--- Begin ---

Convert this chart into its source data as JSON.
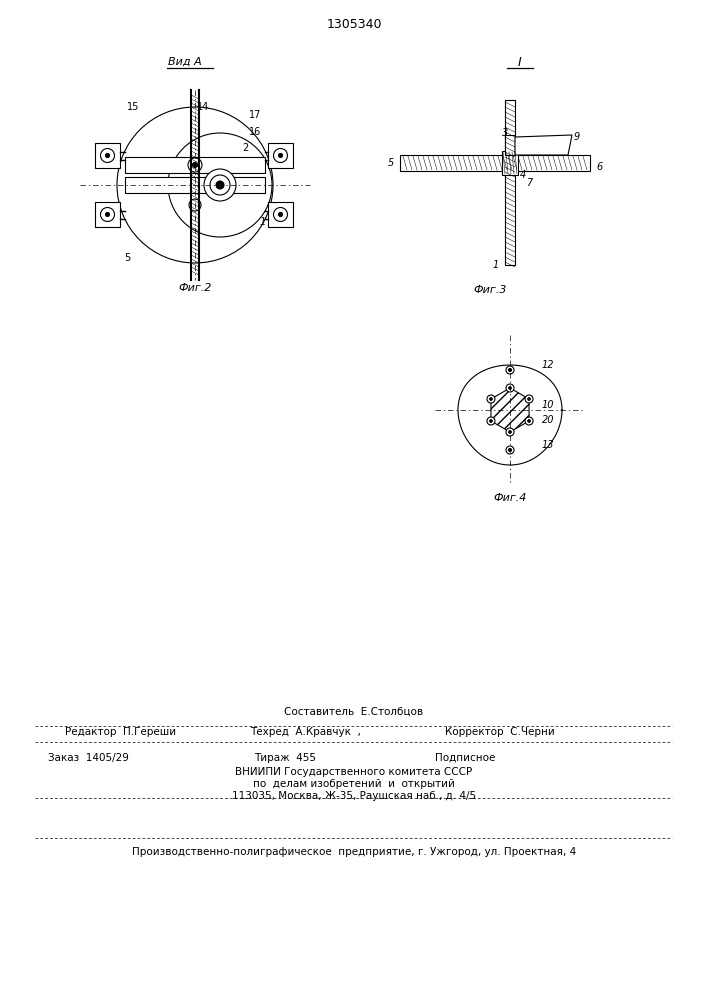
{
  "patent_number": "1305340",
  "bg_color": "#ffffff",
  "line_color": "#000000",
  "fig2_label": "Фиг.2",
  "fig3_label": "Фиг.3",
  "fig4_label": "Фиг.4",
  "vid_a_label": "Вид A",
  "fig1_label": "I",
  "footer_line1": "Составитель  Е.Столбцов",
  "footer_line2_left": "Редактор  П.Гереши",
  "footer_line2_mid": "Техред  А.Кравчук  ,",
  "footer_line2_right": "Корректор  С.Черни",
  "footer_line3_left": "Заказ  1405/29",
  "footer_line3_mid": "Тираж  455",
  "footer_line3_right": "Подписное",
  "footer_line4": "ВНИИПИ Государственного комитета СССР",
  "footer_line5": "по  делам изобретений  и  открытий",
  "footer_line6": "113035, Москва, Ж-35, Раушская наб., д. 4/5",
  "footer_line7": "Производственно-полиграфическое  предприятие, г. Ужгород, ул. Проектная, 4"
}
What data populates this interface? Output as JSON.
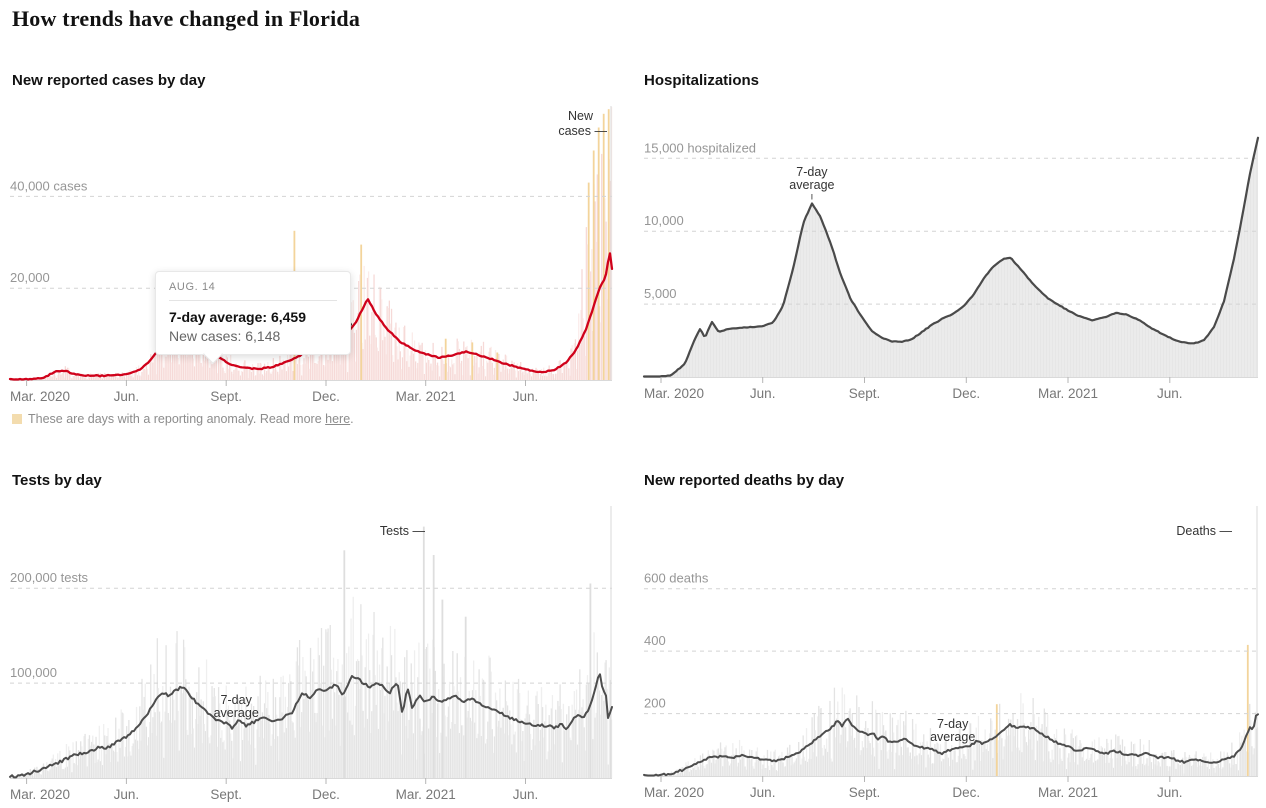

--- End ---

WHAT YOU SHOULD DO :: Go through the records and gather the lines that hold "JSON".

CORRECT RESULT ::
Convert this chart into its source data as JSON.
What data populates this interface? Output as JSON.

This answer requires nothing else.